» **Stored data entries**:
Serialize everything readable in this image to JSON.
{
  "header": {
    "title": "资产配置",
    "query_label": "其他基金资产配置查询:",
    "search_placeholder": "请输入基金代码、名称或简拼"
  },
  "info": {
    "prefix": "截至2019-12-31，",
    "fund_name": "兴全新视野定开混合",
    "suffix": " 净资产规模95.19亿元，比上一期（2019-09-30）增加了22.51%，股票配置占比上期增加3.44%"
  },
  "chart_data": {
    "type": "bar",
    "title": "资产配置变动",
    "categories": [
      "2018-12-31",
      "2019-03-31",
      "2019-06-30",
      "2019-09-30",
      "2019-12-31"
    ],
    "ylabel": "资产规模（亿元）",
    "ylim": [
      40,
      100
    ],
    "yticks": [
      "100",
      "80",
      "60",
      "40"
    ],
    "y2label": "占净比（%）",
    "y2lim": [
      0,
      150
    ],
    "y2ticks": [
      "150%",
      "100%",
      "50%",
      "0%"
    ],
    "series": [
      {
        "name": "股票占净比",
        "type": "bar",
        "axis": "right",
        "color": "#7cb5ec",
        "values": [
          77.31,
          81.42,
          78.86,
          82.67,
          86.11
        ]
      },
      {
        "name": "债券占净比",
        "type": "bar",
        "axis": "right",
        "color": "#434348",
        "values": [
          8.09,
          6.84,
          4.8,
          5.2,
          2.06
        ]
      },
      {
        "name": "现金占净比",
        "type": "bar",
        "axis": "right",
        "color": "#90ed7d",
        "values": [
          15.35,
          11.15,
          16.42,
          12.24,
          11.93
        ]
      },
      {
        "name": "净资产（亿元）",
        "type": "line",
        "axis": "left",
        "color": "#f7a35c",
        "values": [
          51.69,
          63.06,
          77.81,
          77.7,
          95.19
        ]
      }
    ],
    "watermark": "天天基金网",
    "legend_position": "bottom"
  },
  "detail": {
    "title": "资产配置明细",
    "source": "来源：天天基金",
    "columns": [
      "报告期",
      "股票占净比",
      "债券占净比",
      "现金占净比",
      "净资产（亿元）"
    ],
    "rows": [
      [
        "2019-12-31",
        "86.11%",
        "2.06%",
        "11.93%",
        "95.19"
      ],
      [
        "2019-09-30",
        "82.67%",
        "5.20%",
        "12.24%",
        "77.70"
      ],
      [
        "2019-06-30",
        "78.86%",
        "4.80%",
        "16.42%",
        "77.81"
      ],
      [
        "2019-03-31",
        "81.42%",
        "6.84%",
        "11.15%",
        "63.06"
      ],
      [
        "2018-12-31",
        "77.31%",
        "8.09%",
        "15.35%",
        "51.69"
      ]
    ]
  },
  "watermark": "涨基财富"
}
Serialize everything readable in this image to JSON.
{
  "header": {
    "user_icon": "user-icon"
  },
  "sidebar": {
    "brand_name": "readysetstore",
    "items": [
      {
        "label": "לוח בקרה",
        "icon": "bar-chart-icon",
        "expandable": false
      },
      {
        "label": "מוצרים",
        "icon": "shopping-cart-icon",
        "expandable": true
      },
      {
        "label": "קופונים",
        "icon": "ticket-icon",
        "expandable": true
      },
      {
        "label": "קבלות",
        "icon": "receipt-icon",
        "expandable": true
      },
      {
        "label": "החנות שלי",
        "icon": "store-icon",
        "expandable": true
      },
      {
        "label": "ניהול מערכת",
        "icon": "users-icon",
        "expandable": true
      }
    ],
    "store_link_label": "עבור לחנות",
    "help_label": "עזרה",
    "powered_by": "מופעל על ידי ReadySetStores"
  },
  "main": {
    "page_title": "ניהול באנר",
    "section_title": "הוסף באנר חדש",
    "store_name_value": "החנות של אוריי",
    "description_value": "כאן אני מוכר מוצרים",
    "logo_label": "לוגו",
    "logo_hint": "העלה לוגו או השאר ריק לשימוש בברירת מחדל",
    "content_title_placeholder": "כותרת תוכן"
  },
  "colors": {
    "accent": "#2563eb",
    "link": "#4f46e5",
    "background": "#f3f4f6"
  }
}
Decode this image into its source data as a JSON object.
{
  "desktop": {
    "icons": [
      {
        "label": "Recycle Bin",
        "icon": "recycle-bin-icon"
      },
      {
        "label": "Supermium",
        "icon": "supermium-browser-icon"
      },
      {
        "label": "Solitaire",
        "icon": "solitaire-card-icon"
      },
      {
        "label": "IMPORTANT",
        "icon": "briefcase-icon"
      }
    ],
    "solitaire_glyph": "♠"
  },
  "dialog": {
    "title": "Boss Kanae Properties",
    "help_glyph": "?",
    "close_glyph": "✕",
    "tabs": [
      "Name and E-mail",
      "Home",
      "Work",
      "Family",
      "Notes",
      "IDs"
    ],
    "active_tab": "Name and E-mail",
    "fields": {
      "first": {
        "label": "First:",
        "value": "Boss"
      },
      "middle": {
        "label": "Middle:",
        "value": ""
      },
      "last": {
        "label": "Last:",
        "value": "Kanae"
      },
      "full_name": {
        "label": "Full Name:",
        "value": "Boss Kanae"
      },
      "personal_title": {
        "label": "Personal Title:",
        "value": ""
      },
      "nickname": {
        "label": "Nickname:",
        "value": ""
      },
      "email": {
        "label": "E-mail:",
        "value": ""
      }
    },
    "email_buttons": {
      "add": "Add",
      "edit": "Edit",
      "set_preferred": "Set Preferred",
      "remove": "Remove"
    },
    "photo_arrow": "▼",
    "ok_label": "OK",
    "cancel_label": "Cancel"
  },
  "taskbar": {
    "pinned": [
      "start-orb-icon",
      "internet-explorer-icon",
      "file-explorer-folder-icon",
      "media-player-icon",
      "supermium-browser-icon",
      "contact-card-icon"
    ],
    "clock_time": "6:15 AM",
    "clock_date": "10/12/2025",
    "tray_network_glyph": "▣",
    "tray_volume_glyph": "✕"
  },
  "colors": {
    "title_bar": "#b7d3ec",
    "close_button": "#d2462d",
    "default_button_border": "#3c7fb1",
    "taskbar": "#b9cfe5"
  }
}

» **Problem statement**:
Copy each line of the data exactly, leaving nothing out.

» **Written solution**:
Serialize everything readable in this image to JSON.
{
  "header": {
    "title": "资产配置",
    "query_label": "其他基金资产配置查询:",
    "search_placeholder": "请输入基金代码、名称或简拼"
  },
  "info": {
    "prefix": "截至2019-12-31，",
    "fund_name": "兴全新视野定开混合",
    "suffix": " 净资产规模95.19亿元，比上一期（2019-09-30）增加了22.51%，股票配置占比上期增加3.44%"
  },
  "chart_data": {
    "type": "bar",
    "title": "资产配置变动",
    "categories": [
      "2018-12-31",
      "2019-03-31",
      "2019-06-30",
      "2019-09-30",
      "2019-12-31"
    ],
    "ylabel": "资产规模（亿元）",
    "ylim": [
      40,
      100
    ],
    "yticks": [
      "100",
      "80",
      "60",
      "40"
    ],
    "y2label": "占净比（%）",
    "y2lim": [
      0,
      150
    ],
    "y2ticks": [
      "150%",
      "100%",
      "50%",
      "0%"
    ],
    "series": [
      {
        "name": "股票占净比",
        "type": "bar",
        "axis": "right",
        "color": "#7cb5ec",
        "values": [
          77.31,
          81.42,
          78.86,
          82.67,
          86.11
        ]
      },
      {
        "name": "债券占净比",
        "type": "bar",
        "axis": "right",
        "color": "#434348",
        "values": [
          8.09,
          6.84,
          4.8,
          5.2,
          2.06
        ]
      },
      {
        "name": "现金占净比",
        "type": "bar",
        "axis": "right",
        "color": "#90ed7d",
        "values": [
          15.35,
          11.15,
          16.42,
          12.24,
          11.93
        ]
      },
      {
        "name": "净资产（亿元）",
        "type": "line",
        "axis": "left",
        "color": "#f7a35c",
        "values": [
          51.69,
          63.06,
          77.81,
          77.7,
          95.19
        ]
      }
    ],
    "watermark": "天天基金网",
    "legend_position": "bottom"
  },
  "detail": {
    "title": "资产配置明细",
    "source": "来源：天天基金",
    "columns": [
      "报告期",
      "股票占净比",
      "债券占净比",
      "现金占净比",
      "净资产（亿元）"
    ],
    "rows": [
      [
        "2019-12-31",
        "86.11%",
        "2.06%",
        "11.93%",
        "95.19"
      ],
      [
        "2019-09-30",
        "82.67%",
        "5.20%",
        "12.24%",
        "77.70"
      ],
      [
        "2019-06-30",
        "78.86%",
        "4.80%",
        "16.42%",
        "77.81"
      ],
      [
        "2019-03-31",
        "81.42%",
        "6.84%",
        "11.15%",
        "63.06"
      ],
      [
        "2018-12-31",
        "77.31%",
        "8.09%",
        "15.35%",
        "51.69"
      ]
    ]
  },
  "watermark": "涨基财富"
}
Serialize everything readable in this image to JSON.
{
  "header": {
    "user_icon": "user-icon"
  },
  "sidebar": {
    "brand_name": "readysetstore",
    "items": [
      {
        "label": "לוח בקרה",
        "icon": "bar-chart-icon",
        "expandable": false
      },
      {
        "label": "מוצרים",
        "icon": "shopping-cart-icon",
        "expandable": true
      },
      {
        "label": "קופונים",
        "icon": "ticket-icon",
        "expandable": true
      },
      {
        "label": "קבלות",
        "icon": "receipt-icon",
        "expandable": true
      },
      {
        "label": "החנות שלי",
        "icon": "store-icon",
        "expandable": true
      },
      {
        "label": "ניהול מערכת",
        "icon": "users-icon",
        "expandable": true
      }
    ],
    "store_link_label": "עבור לחנות",
    "help_label": "עזרה",
    "powered_by": "מופעל על ידי ReadySetStores"
  },
  "main": {
    "page_title": "ניהול באנר",
    "section_title": "הוסף באנר חדש",
    "store_name_value": "החנות של אוריי",
    "description_value": "כאן אני מוכר מוצרים",
    "logo_label": "לוגו",
    "logo_hint": "העלה לוגו או השאר ריק לשימוש בברירת מחדל",
    "content_title_placeholder": "כותרת תוכן"
  },
  "colors": {
    "accent": "#2563eb",
    "link": "#4f46e5",
    "background": "#f3f4f6"
  }
}
Decode this image into its source data as a JSON object.
{
  "desktop": {
    "icons": [
      {
        "label": "Recycle Bin",
        "icon": "recycle-bin-icon"
      },
      {
        "label": "Supermium",
        "icon": "supermium-browser-icon"
      },
      {
        "label": "Solitaire",
        "icon": "solitaire-card-icon"
      },
      {
        "label": "IMPORTANT",
        "icon": "briefcase-icon"
      }
    ],
    "solitaire_glyph": "♠"
  },
  "dialog": {
    "title": "Boss Kanae Properties",
    "help_glyph": "?",
    "close_glyph": "✕",
    "tabs": [
      "Name and E-mail",
      "Home",
      "Work",
      "Family",
      "Notes",
      "IDs"
    ],
    "active_tab": "Name and E-mail",
    "fields": {
      "first": {
        "label": "First:",
        "value": "Boss"
      },
      "middle": {
        "label": "Middle:",
        "value": ""
      },
      "last": {
        "label": "Last:",
        "value": "Kanae"
      },
      "full_name": {
        "label": "Full Name:",
        "value": "Boss Kanae"
      },
      "personal_title": {
        "label": "Personal Title:",
        "value": ""
      },
      "nickname": {
        "label": "Nickname:",
        "value": ""
      },
      "email": {
        "label": "E-mail:",
        "value": ""
      }
    },
    "email_buttons": {
      "add": "Add",
      "edit": "Edit",
      "set_preferred": "Set Preferred",
      "remove": "Remove"
    },
    "photo_arrow": "▼",
    "ok_label": "OK",
    "cancel_label": "Cancel"
  },
  "taskbar": {
    "pinned": [
      "start-orb-icon",
      "internet-explorer-icon",
      "file-explorer-folder-icon",
      "media-player-icon",
      "supermium-browser-icon",
      "contact-card-icon"
    ],
    "clock_time": "6:15 AM",
    "clock_date": "10/12/2025",
    "tray_network_glyph": "▣",
    "tray_volume_glyph": "✕"
  },
  "colors": {
    "title_bar": "#b7d3ec",
    "close_button": "#d2462d",
    "default_button_border": "#3c7fb1",
    "taskbar": "#b9cfe5"
  }
}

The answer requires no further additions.